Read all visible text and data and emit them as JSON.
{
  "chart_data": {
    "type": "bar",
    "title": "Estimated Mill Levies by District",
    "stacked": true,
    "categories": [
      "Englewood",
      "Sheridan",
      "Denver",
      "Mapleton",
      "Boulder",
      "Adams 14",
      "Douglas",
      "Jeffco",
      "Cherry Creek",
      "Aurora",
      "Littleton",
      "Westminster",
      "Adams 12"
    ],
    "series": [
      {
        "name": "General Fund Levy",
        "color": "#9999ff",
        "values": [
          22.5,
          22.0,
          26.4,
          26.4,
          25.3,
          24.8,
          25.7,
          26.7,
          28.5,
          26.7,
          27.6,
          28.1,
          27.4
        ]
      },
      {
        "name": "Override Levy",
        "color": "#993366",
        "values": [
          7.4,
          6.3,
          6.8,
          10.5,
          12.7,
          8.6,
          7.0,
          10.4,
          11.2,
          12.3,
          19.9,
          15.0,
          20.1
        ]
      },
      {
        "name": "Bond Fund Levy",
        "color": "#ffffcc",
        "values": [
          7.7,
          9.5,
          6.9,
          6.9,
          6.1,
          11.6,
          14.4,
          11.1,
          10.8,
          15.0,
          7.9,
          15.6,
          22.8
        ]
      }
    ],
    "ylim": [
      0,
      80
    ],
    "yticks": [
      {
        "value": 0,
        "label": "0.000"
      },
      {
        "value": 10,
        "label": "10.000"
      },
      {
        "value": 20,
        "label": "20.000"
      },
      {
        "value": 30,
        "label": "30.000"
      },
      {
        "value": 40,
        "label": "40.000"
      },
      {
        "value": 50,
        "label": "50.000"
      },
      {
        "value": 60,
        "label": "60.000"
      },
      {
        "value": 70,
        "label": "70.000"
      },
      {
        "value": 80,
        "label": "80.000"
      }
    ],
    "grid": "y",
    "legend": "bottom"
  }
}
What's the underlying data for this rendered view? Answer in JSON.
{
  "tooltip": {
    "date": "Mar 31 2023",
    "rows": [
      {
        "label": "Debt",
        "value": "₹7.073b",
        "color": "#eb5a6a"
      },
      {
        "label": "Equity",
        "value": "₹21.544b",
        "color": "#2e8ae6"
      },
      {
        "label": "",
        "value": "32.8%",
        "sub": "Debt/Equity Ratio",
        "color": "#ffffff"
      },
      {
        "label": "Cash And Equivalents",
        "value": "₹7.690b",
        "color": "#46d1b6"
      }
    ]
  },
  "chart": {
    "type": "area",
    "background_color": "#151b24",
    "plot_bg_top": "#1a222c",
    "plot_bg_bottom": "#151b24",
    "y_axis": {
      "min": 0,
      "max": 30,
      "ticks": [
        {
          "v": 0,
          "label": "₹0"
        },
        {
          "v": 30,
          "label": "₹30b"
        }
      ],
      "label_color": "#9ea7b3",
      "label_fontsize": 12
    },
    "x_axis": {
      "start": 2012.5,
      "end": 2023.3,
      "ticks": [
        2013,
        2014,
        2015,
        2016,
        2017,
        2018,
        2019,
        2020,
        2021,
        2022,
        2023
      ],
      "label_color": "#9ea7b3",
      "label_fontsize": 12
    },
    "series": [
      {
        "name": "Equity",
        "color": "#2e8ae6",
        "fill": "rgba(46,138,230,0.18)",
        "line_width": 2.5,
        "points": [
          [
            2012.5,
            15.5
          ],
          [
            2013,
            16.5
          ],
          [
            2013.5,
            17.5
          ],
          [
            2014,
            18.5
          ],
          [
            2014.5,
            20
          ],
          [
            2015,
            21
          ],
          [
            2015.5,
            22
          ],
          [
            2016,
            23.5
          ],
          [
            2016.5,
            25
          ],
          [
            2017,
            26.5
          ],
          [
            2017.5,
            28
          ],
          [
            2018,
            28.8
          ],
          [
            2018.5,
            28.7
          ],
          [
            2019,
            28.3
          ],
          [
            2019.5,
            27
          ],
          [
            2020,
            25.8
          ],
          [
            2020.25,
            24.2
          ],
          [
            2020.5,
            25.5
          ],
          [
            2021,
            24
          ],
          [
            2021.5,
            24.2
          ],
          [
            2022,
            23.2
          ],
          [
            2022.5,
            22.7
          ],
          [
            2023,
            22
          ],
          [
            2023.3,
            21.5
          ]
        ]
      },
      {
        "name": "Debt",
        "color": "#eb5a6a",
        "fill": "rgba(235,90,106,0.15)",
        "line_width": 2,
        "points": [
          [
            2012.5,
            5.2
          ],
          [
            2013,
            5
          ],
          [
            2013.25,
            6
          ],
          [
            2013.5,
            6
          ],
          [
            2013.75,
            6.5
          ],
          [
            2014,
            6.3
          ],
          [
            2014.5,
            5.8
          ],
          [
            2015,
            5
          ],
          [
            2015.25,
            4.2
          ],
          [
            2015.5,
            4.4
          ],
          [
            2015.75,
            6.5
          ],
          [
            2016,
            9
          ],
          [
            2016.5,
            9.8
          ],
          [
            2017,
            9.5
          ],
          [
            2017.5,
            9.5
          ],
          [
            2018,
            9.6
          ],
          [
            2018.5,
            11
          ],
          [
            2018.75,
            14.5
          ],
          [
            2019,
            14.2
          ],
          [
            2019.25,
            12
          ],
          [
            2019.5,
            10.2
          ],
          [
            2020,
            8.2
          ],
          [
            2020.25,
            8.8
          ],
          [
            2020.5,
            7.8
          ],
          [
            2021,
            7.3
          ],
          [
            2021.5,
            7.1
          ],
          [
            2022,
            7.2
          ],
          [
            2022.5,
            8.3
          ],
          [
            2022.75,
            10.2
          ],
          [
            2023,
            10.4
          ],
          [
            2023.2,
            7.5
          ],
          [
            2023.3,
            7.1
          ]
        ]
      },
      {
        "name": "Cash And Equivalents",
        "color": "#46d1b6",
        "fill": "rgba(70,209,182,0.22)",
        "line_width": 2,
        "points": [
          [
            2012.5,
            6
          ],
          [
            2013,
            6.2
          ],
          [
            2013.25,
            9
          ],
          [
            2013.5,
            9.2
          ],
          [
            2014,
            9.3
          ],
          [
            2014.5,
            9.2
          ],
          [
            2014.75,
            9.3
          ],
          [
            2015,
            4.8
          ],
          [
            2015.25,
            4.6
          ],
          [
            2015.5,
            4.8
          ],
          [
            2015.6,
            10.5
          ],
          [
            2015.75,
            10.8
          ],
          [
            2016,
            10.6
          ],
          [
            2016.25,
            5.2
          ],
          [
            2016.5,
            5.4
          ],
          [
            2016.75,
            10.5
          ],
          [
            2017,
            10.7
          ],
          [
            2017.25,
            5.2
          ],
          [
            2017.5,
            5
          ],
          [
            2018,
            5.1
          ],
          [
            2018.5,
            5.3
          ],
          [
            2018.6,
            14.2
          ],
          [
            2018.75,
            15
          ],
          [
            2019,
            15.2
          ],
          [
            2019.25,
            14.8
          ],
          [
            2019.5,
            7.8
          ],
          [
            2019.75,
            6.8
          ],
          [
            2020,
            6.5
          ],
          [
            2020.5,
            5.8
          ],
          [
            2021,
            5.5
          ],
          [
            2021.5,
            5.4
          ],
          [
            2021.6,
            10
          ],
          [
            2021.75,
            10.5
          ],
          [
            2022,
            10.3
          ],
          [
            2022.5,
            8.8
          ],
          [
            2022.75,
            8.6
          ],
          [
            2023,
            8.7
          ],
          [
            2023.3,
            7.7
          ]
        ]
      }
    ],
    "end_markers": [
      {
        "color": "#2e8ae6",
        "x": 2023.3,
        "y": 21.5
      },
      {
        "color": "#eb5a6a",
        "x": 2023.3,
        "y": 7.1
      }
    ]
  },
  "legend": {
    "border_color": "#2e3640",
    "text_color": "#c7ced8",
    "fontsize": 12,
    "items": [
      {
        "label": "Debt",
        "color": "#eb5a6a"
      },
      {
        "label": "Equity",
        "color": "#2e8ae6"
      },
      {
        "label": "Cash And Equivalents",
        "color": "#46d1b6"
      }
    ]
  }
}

**Prompt:** Read the entries and pick out all lines that include the word "Levy".

**Correct result:**
        "name": "General Fund Levy",
        "name": "Override Levy",
        "name": "Bond Fund Levy",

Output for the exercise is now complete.